*The exercise*.
Drop the images; return everything else in the listing below exactly.

[Stored records]
⟨

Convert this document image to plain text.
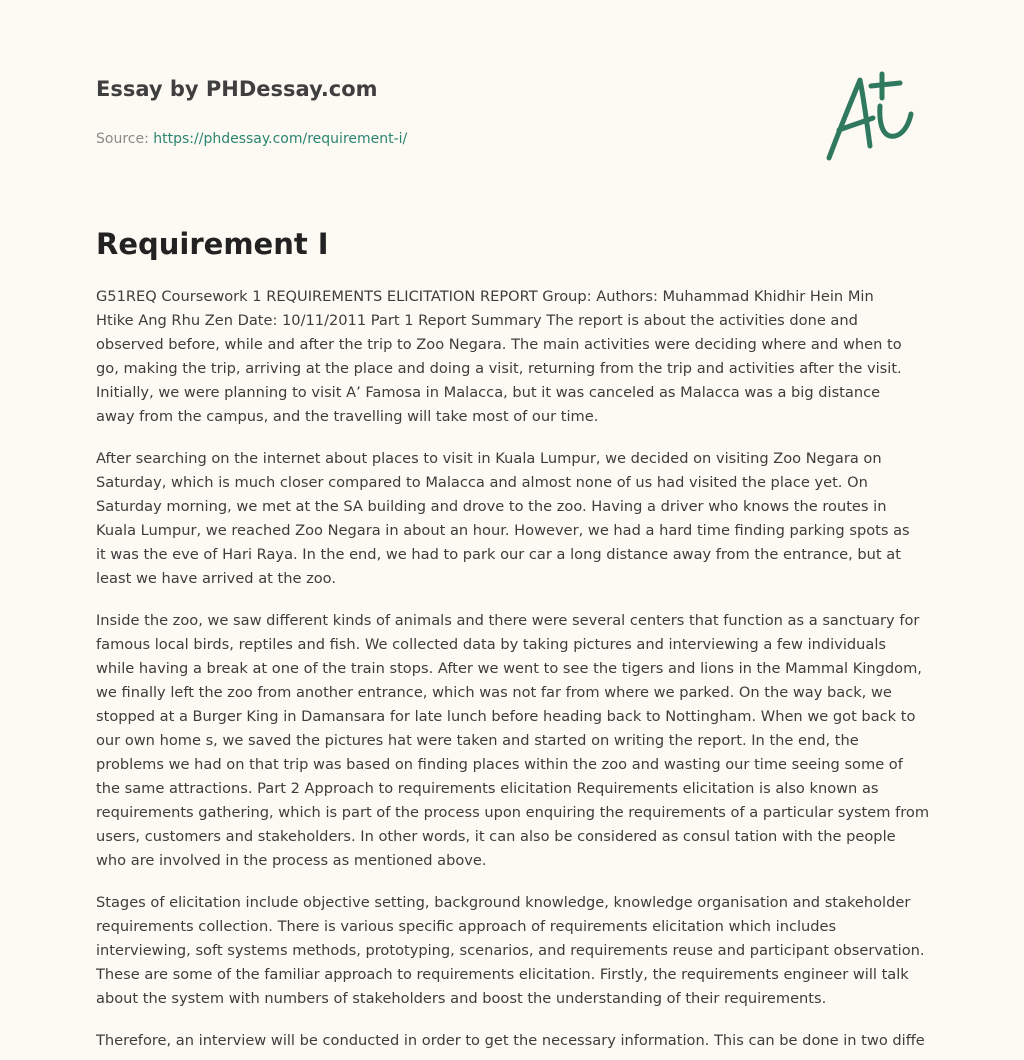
Essay by PHDessay.com
Source: https://phdessay.com/requirement-i/
Requirement I

G51REQ Coursework 1 REQUIREMENTS ELICITATION REPORT Group: Authors: Muhammad Khidhir Hein Min
Htike Ang Rhu Zen Date: 10/11/2011 Part 1 Report Summary The report is about the activities done and
observed before, while and after the trip to Zoo Negara. The main activities were deciding where and when to
go, making the trip, arriving at the place and doing a visit, returning from the trip and activities after the visit.
Initially, we were planning to visit A’ Famosa in Malacca, but it was canceled as Malacca was a big distance
away from the campus, and the travelling will take most of our time.

After searching on the internet about places to visit in Kuala Lumpur, we decided on visiting Zoo Negara on
Saturday, which is much closer compared to Malacca and almost none of us had visited the place yet. On
Saturday morning, we met at the SA building and drove to the zoo. Having a driver who knows the routes in
Kuala Lumpur, we reached Zoo Negara in about an hour. However, we had a hard time finding parking spots as
it was the eve of Hari Raya. In the end, we had to park our car a long distance away from the entrance, but at
least we have arrived at the zoo.

Inside the zoo, we saw different kinds of animals and there were several centers that function as a sanctuary for
famous local birds, reptiles and fish. We collected data by taking pictures and interviewing a few individuals
while having a break at one of the train stops. After we went to see the tigers and lions in the Mammal Kingdom,
we finally left the zoo from another entrance, which was not far from where we parked. On the way back, we
stopped at a Burger King in Damansara for late lunch before heading back to Nottingham. When we got back to
our own home s, we saved the pictures hat were taken and started on writing the report. In the end, the
problems we had on that trip was based on finding places within the zoo and wasting our time seeing some of
the same attractions. Part 2 Approach to requirements elicitation Requirements elicitation is also known as
requirements gathering, which is part of the process upon enquiring the requirements of a particular system from
users, customers and stakeholders. In other words, it can also be considered as consul tation with the people
who are involved in the process as mentioned above.

Stages of elicitation include objective setting, background knowledge, knowledge organisation and stakeholder
requirements collection. There is various specific approach of requirements elicitation which includes
interviewing, soft systems methods, prototyping, scenarios, and requirements reuse and participant observation.
These are some of the familiar approach to requirements elicitation. Firstly, the requirements engineer will talk
about the system with numbers of stakeholders and boost the understanding of their requirements.

Therefore, an interview will be conducted in order to get the necessary information. This can be done in two diffe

⟩

*Answer below*.
Convert this document image to plain text.
Essay by PHDessay.com
Source: https://phdessay.com/requirement-i/
Requirement I

G51REQ Coursework 1 REQUIREMENTS ELICITATION REPORT Group: Authors: Muhammad Khidhir Hein Min
Htike Ang Rhu Zen Date: 10/11/2011 Part 1 Report Summary The report is about the activities done and
observed before, while and after the trip to Zoo Negara. The main activities were deciding where and when to
go, making the trip, arriving at the place and doing a visit, returning from the trip and activities after the visit.
Initially, we were planning to visit A’ Famosa in Malacca, but it was canceled as Malacca was a big distance
away from the campus, and the travelling will take most of our time.

After searching on the internet about places to visit in Kuala Lumpur, we decided on visiting Zoo Negara on
Saturday, which is much closer compared to Malacca and almost none of us had visited the place yet. On
Saturday morning, we met at the SA building and drove to the zoo. Having a driver who knows the routes in
Kuala Lumpur, we reached Zoo Negara in about an hour. However, we had a hard time finding parking spots as
it was the eve of Hari Raya. In the end, we had to park our car a long distance away from the entrance, but at
least we have arrived at the zoo.

Inside the zoo, we saw different kinds of animals and there were several centers that function as a sanctuary for
famous local birds, reptiles and fish. We collected data by taking pictures and interviewing a few individuals
while having a break at one of the train stops. After we went to see the tigers and lions in the Mammal Kingdom,
we finally left the zoo from another entrance, which was not far from where we parked. On the way back, we
stopped at a Burger King in Damansara for late lunch before heading back to Nottingham. When we got back to
our own home s, we saved the pictures hat were taken and started on writing the report. In the end, the
problems we had on that trip was based on finding places within the zoo and wasting our time seeing some of
the same attractions. Part 2 Approach to requirements elicitation Requirements elicitation is also known as
requirements gathering, which is part of the process upon enquiring the requirements of a particular system from
users, customers and stakeholders. In other words, it can also be considered as consul tation with the people
who are involved in the process as mentioned above.

Stages of elicitation include objective setting, background knowledge, knowledge organisation and stakeholder
requirements collection. There is various specific approach of requirements elicitation which includes
interviewing, soft systems methods, prototyping, scenarios, and requirements reuse and participant observation.
These are some of the familiar approach to requirements elicitation. Firstly, the requirements engineer will talk
about the system with numbers of stakeholders and boost the understanding of their requirements.

Therefore, an interview will be conducted in order to get the necessary information. This can be done in two diffe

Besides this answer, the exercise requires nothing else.